> Given exercise
Among the entries below, find how many lines carry the word "pour" and state only that figure.

Start

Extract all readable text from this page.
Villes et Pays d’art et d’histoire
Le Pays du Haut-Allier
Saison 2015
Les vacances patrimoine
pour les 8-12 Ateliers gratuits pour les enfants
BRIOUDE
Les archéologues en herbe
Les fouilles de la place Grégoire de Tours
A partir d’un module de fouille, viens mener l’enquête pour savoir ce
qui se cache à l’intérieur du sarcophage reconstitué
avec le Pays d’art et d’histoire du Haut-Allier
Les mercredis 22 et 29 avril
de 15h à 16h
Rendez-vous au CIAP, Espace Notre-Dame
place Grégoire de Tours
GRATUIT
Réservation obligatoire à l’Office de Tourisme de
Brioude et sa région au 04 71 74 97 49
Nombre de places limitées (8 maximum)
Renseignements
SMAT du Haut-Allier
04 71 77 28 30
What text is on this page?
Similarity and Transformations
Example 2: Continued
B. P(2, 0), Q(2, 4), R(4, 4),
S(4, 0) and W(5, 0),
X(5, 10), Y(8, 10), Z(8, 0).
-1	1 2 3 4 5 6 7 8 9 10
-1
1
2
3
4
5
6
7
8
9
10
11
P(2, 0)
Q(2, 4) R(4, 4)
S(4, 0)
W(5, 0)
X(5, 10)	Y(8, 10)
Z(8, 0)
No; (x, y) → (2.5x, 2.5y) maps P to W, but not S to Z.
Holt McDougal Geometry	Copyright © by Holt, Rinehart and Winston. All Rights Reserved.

End

> Written answer
2